YOUR TASK:
Update the entries from the first one through the line containing "1400, 760, 1430]" by putting "clickable" wherever "interactable" appears, leaving everything else the same.

DATASET ENTRIES:
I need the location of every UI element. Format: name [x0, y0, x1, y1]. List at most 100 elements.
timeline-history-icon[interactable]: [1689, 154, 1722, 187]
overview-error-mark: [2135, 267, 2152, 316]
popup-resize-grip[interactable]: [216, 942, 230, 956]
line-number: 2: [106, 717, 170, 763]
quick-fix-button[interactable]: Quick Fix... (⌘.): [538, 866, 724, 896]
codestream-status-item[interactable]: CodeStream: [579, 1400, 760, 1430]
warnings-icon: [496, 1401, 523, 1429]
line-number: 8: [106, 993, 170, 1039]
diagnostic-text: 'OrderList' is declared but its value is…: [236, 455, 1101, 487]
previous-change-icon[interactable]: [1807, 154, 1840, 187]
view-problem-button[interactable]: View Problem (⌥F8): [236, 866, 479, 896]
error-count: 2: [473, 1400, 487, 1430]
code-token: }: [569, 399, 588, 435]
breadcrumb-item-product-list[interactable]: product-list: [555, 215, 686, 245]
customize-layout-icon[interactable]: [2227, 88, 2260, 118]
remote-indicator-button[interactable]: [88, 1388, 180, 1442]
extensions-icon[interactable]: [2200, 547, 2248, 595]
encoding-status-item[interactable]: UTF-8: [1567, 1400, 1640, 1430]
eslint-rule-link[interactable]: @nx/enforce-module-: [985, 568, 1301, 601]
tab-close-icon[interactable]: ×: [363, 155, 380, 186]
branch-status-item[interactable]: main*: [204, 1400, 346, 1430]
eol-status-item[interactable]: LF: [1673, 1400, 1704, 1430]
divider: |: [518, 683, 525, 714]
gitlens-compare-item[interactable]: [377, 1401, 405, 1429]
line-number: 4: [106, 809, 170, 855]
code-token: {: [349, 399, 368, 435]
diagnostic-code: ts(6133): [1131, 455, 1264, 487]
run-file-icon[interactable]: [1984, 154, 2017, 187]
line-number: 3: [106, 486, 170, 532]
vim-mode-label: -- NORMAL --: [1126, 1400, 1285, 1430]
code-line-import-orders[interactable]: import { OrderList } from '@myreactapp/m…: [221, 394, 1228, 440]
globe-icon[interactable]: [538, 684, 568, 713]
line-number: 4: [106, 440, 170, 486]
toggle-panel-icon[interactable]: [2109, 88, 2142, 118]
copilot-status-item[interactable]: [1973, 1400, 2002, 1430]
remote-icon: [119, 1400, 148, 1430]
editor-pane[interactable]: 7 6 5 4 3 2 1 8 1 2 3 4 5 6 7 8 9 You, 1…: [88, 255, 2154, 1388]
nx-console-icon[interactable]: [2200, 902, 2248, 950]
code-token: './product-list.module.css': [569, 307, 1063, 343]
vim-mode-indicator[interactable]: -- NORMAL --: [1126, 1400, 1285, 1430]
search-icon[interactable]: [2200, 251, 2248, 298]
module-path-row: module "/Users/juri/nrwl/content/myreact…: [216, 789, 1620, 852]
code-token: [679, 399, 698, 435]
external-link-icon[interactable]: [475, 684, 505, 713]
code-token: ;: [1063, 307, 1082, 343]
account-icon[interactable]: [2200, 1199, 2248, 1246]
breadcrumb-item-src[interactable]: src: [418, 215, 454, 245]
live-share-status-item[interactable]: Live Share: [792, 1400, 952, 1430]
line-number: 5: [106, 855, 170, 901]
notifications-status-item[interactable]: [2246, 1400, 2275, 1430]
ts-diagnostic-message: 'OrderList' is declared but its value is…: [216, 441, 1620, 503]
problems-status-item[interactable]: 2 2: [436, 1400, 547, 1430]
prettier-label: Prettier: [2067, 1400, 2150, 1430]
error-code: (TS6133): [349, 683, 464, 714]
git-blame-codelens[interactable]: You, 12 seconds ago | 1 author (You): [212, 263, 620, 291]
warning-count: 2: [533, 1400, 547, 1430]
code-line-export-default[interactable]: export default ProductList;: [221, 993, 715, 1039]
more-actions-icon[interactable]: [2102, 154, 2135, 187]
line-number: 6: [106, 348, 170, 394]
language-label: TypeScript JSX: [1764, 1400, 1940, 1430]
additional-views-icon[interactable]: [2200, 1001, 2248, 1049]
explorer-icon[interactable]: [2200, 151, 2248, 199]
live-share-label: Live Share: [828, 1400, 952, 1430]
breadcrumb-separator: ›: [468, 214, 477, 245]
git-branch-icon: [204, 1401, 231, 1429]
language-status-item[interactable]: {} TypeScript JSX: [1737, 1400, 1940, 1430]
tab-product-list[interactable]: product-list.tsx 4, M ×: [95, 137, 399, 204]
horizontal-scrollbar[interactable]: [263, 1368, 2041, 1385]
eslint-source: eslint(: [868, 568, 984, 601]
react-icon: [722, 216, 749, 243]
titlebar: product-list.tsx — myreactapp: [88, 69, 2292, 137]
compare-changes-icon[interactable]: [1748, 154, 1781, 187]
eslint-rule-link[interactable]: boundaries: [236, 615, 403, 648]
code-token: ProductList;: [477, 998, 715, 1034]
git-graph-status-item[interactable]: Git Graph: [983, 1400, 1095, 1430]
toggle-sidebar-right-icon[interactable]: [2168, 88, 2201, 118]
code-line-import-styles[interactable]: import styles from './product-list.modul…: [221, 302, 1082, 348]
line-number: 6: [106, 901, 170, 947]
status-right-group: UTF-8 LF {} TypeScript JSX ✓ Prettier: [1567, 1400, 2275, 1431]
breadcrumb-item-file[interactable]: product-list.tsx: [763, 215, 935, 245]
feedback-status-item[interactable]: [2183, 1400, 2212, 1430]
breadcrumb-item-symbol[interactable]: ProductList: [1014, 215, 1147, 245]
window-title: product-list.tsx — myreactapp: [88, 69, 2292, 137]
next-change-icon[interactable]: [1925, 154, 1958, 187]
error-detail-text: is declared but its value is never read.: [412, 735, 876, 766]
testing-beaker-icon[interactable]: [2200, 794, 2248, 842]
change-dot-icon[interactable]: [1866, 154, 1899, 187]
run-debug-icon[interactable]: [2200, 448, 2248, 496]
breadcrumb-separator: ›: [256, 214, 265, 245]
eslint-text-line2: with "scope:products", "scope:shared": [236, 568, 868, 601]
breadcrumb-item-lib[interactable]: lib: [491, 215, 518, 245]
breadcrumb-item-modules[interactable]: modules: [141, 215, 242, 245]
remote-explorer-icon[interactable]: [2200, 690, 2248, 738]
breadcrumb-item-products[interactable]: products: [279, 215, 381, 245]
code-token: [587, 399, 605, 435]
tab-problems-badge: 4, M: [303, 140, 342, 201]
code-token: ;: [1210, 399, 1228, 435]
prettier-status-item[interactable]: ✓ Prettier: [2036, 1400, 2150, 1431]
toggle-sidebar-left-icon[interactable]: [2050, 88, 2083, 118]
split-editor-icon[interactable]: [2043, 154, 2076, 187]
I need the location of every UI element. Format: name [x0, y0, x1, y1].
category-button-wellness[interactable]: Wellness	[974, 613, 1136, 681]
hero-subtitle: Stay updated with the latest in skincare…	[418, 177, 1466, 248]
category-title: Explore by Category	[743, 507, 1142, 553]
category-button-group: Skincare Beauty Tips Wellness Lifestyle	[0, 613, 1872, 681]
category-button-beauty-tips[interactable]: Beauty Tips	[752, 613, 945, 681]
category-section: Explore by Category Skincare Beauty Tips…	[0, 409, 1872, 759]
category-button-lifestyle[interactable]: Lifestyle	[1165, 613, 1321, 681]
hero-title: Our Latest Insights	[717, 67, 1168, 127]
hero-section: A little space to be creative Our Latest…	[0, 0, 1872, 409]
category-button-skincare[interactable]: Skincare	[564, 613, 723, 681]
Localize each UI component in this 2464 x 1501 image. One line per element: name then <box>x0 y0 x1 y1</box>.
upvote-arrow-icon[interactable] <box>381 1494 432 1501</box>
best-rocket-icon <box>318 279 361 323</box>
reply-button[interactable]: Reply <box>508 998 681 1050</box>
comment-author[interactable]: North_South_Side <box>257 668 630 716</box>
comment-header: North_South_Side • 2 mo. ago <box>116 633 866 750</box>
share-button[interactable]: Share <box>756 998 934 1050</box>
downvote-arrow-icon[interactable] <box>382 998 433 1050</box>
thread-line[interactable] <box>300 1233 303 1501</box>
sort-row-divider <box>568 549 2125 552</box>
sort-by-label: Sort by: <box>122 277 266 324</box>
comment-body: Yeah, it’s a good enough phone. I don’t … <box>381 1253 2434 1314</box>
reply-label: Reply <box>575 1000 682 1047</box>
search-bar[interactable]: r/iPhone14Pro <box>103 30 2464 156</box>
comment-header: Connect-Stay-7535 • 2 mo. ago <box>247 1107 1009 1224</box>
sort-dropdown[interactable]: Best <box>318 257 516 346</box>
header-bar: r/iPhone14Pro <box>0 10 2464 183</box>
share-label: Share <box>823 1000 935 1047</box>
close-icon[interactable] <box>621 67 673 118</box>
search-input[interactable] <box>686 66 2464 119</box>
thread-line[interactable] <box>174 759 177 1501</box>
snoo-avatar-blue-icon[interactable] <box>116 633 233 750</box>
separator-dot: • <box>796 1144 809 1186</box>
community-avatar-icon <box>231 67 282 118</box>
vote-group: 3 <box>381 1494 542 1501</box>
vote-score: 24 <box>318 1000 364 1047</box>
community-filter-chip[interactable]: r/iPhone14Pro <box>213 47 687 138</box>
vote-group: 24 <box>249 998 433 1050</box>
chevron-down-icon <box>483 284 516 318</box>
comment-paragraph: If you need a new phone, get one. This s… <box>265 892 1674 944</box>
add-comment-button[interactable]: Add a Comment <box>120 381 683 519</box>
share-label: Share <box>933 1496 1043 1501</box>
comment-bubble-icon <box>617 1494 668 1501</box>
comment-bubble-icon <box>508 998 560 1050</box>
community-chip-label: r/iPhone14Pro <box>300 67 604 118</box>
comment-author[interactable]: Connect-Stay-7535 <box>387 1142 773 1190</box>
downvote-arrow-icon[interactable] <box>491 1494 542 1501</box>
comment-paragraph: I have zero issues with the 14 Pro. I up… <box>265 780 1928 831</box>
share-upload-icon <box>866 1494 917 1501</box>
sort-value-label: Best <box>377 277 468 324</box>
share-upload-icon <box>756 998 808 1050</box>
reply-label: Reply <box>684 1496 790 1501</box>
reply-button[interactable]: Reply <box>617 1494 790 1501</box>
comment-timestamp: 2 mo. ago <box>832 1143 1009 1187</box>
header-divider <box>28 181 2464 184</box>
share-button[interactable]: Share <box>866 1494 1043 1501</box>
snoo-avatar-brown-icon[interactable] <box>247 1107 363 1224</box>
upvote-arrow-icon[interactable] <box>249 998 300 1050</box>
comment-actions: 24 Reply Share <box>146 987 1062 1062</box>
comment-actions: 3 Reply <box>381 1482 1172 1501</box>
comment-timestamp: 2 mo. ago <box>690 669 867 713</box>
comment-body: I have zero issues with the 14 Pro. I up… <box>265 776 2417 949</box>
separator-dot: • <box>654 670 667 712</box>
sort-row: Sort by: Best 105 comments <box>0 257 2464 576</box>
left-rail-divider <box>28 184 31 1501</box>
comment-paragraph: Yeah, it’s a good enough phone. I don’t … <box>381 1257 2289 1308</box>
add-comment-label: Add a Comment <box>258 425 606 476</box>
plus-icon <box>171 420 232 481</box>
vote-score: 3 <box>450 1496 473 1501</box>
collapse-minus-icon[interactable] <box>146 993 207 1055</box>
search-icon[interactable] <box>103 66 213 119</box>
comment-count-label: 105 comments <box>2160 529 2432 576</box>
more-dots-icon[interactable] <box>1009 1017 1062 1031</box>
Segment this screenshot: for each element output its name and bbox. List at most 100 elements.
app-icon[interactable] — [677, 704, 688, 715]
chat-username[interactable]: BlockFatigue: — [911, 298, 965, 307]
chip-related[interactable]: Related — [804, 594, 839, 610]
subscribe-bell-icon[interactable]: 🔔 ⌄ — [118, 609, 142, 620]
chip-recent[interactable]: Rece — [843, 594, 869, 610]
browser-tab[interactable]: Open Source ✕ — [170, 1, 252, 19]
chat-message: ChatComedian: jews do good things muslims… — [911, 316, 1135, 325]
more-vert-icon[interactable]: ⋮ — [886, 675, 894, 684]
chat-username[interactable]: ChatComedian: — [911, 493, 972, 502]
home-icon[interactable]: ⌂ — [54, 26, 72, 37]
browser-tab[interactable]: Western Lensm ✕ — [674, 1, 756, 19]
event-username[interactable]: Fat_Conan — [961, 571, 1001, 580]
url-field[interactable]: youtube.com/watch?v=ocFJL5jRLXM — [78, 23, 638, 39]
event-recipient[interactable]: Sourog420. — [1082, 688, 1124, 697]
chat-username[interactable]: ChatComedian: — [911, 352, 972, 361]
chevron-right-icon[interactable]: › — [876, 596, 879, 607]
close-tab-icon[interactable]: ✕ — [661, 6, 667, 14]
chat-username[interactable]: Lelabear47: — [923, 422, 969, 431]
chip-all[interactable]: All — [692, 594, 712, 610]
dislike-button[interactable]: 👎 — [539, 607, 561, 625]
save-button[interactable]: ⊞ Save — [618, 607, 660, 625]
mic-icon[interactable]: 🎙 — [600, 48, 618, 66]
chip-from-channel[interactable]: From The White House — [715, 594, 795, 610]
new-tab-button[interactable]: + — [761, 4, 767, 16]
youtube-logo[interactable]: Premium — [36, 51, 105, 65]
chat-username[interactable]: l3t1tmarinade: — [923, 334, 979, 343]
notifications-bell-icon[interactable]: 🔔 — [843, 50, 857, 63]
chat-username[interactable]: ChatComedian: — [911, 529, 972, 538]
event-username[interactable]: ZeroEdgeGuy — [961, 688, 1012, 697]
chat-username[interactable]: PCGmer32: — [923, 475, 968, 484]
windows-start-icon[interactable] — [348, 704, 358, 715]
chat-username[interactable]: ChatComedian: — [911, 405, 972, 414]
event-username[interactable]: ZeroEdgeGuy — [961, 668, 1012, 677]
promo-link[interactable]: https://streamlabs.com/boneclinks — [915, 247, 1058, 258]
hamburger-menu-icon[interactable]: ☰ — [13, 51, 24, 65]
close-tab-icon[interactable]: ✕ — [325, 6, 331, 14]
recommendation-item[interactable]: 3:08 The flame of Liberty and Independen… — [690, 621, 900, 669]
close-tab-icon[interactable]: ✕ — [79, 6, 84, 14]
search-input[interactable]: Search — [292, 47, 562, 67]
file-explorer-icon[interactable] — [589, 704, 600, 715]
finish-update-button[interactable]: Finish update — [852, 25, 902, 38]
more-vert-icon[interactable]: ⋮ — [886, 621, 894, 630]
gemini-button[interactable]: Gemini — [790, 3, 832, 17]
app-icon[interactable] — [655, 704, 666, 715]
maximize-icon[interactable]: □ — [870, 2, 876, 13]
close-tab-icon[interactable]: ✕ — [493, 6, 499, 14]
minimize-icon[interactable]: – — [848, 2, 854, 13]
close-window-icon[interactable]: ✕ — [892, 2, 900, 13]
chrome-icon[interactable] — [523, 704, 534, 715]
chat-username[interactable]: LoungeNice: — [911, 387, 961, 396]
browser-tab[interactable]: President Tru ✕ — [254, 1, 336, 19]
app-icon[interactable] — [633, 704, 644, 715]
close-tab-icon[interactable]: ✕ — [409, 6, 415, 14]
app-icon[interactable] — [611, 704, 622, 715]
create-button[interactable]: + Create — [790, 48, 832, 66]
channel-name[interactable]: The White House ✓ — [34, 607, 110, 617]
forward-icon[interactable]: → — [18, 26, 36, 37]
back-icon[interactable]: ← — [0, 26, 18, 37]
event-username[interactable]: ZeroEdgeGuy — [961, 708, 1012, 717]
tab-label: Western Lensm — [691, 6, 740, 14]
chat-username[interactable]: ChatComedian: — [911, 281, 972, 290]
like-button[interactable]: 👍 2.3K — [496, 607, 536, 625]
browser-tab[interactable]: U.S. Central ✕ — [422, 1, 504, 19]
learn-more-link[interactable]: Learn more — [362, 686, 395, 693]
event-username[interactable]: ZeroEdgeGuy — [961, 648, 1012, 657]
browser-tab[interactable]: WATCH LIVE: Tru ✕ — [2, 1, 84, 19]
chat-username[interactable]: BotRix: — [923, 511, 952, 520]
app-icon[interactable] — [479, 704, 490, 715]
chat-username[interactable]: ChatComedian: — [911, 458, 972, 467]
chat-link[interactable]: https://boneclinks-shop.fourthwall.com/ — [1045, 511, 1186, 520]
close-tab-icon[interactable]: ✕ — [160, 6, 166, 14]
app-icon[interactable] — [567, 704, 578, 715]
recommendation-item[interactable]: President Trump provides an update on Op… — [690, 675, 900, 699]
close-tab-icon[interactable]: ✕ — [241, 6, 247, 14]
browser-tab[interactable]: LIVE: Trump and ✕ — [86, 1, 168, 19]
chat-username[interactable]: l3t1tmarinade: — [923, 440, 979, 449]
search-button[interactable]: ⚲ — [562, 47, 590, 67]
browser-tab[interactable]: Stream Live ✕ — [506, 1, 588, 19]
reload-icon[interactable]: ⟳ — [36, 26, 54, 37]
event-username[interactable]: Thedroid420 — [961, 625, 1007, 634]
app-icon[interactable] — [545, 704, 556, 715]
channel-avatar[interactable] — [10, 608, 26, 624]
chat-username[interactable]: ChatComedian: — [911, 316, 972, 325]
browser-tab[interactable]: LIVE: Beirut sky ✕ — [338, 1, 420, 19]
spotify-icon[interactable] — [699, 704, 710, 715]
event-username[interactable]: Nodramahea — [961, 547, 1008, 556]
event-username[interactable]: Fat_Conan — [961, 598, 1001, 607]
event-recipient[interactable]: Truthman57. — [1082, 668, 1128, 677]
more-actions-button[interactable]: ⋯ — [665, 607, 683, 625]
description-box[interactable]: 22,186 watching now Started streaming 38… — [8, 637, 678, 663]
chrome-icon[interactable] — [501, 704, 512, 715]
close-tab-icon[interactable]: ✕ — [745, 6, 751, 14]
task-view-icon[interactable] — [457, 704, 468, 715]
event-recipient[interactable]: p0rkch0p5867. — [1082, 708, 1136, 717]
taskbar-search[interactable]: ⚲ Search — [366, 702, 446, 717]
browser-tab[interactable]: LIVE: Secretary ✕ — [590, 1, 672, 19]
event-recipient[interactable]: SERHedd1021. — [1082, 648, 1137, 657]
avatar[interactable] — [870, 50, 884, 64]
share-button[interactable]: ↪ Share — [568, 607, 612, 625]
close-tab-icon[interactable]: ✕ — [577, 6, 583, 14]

CORRECT RESULT:
I need the location of every UI element. Format: name [x0, y0, x1, y1]. List at most 100 elements.
timeline-history-icon[clickable]: [1689, 154, 1722, 187]
overview-error-mark: [2135, 267, 2152, 316]
popup-resize-grip[clickable]: [216, 942, 230, 956]
line-number: 2: [106, 717, 170, 763]
quick-fix-button[clickable]: Quick Fix... (⌘.): [538, 866, 724, 896]
codestream-status-item[clickable]: CodeStream: [579, 1400, 760, 1430]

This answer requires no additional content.